===== Entries provided

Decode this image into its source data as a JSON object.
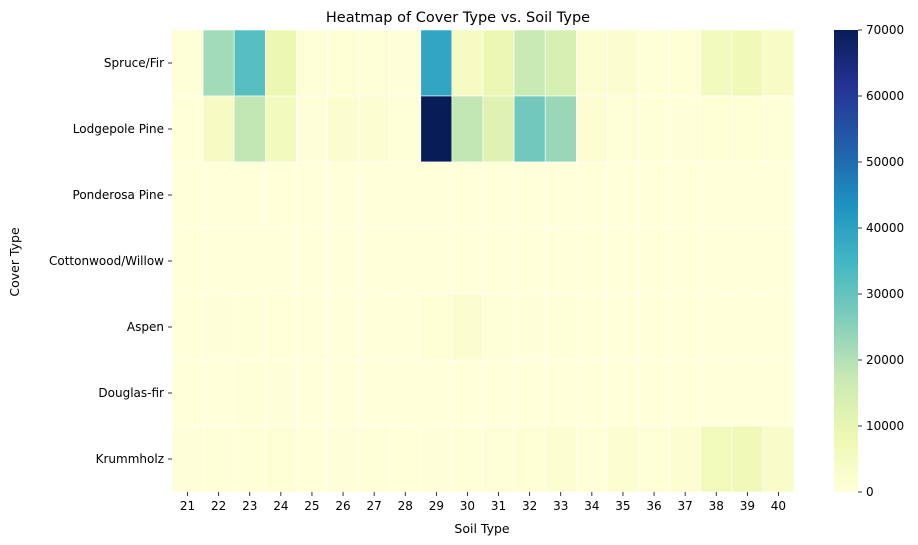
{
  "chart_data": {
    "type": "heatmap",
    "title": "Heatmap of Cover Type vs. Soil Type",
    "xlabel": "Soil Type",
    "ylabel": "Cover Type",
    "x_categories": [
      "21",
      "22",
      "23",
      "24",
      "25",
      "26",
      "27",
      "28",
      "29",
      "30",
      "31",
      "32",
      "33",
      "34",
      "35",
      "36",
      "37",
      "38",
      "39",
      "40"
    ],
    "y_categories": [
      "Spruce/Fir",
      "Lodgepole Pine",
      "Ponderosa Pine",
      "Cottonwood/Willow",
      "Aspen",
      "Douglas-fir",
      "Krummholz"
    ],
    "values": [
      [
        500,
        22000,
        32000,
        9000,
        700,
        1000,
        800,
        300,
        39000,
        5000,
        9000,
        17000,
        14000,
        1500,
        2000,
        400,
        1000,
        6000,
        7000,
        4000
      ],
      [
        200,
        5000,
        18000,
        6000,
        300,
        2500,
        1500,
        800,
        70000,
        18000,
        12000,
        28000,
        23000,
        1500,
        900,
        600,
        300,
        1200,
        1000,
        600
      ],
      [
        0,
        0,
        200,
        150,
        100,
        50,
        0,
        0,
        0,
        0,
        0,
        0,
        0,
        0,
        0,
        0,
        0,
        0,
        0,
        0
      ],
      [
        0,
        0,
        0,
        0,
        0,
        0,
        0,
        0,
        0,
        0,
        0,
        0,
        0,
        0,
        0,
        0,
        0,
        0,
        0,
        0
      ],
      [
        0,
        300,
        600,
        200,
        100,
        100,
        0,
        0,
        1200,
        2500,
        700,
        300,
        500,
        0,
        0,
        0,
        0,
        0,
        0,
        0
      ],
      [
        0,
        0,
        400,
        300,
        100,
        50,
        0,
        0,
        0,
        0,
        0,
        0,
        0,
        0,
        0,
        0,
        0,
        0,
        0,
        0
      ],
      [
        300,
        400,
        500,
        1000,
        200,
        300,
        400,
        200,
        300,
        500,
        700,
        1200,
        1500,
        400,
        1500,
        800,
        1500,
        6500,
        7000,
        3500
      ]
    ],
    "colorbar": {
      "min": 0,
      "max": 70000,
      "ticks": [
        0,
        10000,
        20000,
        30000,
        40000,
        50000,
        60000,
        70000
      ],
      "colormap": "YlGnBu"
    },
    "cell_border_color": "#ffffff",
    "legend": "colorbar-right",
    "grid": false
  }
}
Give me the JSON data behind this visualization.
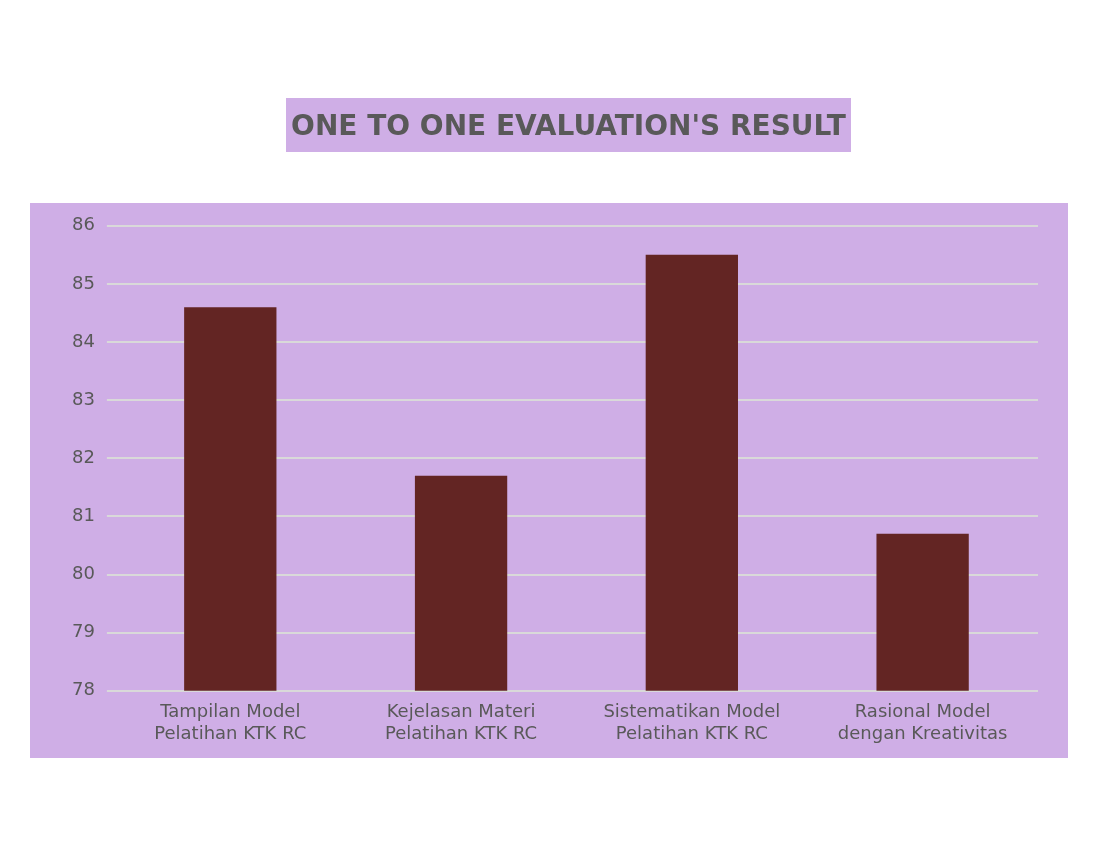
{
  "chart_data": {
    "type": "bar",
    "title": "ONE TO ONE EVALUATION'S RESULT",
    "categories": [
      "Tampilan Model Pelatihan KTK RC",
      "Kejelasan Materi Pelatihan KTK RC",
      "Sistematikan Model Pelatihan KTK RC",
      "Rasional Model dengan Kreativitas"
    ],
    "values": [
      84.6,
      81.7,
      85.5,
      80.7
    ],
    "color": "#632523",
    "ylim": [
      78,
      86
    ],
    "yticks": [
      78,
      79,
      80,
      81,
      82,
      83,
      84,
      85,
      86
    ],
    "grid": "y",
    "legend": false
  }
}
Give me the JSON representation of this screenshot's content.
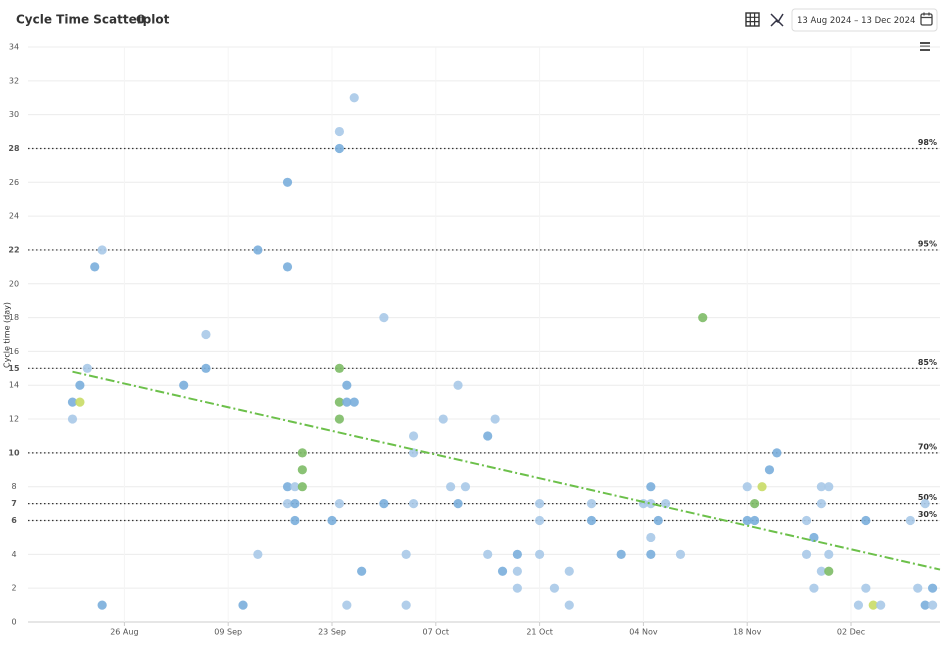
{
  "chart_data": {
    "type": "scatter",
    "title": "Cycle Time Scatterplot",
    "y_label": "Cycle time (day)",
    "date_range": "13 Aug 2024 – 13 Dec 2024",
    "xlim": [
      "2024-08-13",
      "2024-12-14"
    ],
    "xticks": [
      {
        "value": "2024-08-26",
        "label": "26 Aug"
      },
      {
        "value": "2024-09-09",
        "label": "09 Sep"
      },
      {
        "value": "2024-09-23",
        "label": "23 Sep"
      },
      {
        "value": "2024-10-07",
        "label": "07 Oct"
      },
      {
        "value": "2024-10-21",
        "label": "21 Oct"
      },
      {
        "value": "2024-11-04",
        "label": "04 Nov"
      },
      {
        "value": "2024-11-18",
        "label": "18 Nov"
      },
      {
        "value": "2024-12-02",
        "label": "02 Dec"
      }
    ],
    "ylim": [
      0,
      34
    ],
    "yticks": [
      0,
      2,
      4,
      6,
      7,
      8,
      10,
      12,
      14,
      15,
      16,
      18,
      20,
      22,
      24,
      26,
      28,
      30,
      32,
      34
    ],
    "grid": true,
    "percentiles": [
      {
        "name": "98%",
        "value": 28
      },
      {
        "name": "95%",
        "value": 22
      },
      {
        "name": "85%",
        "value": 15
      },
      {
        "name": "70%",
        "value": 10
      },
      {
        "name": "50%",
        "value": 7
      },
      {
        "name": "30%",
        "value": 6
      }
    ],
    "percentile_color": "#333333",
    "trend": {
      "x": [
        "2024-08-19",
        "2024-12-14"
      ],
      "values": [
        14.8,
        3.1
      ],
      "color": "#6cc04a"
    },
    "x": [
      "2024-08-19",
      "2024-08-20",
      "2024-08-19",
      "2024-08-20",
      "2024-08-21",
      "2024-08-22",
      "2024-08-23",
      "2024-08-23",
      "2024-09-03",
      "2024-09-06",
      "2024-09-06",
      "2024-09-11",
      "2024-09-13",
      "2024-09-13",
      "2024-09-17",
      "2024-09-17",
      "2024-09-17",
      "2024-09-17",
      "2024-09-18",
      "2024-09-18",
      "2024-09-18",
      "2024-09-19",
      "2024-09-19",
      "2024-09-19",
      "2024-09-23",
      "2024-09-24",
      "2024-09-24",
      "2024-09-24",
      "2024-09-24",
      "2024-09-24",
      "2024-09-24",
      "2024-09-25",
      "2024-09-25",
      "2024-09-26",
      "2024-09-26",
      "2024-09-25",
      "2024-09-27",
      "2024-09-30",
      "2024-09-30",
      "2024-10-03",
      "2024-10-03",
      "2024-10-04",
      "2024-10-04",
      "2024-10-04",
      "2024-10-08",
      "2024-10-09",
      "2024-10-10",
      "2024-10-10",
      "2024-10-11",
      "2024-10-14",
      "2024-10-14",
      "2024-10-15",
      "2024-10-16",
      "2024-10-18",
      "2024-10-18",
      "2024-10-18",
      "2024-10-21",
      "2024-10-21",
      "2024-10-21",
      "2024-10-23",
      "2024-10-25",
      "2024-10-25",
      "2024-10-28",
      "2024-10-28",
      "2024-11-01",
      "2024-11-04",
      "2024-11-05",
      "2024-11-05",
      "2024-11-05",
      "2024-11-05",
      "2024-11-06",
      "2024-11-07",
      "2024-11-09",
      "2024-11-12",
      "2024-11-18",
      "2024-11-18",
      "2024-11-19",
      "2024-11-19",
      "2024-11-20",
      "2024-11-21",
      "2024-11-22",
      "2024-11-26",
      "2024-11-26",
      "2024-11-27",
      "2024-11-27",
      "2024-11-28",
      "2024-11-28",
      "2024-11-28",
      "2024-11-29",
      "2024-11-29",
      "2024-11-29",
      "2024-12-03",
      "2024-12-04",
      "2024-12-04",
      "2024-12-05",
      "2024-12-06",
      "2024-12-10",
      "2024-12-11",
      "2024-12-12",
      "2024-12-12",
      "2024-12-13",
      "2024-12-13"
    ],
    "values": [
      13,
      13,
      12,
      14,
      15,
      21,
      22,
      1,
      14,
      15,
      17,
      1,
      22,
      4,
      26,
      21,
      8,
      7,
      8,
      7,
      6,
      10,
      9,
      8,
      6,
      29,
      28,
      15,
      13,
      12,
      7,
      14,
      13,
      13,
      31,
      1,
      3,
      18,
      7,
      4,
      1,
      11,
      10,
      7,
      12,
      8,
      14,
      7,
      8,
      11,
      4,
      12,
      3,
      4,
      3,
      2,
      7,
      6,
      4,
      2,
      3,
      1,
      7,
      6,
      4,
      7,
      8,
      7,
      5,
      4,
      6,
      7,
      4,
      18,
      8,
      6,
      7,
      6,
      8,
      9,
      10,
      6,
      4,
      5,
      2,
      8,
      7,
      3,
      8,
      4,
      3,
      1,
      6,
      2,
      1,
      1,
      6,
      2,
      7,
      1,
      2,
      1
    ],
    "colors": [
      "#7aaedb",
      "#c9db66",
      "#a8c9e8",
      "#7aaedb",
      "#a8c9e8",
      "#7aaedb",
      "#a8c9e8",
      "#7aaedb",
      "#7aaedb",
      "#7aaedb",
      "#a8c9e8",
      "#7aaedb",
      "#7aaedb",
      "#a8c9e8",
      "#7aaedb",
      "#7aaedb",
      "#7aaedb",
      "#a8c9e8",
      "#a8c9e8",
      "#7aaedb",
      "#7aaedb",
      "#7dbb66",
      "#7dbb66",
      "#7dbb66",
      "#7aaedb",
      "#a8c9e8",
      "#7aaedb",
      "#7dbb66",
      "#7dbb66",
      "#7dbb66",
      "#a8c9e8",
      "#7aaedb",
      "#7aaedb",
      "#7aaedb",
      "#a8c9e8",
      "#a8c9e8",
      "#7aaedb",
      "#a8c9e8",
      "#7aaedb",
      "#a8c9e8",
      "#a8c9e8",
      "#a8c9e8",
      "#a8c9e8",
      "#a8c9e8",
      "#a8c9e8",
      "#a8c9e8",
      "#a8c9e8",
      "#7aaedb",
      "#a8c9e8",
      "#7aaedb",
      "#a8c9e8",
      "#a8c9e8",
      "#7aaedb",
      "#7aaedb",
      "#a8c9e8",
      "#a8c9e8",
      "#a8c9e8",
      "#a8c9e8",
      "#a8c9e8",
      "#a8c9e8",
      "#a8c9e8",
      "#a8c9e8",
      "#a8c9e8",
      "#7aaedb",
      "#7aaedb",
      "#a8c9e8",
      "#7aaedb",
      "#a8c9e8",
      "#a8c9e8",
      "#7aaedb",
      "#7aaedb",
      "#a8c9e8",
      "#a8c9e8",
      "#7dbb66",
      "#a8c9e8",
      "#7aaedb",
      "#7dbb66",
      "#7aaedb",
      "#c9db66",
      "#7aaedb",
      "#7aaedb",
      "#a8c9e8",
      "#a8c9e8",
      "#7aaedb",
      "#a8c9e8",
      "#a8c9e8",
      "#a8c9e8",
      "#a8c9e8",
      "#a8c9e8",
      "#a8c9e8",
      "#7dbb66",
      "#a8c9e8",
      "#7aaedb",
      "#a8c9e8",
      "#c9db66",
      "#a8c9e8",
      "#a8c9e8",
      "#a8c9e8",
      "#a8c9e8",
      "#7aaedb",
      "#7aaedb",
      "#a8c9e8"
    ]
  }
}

==========

• [Task requirements]:
In the entries above, how many lines contain the word "Pelatihan"? Answer with the number only.

• [Reply]:
3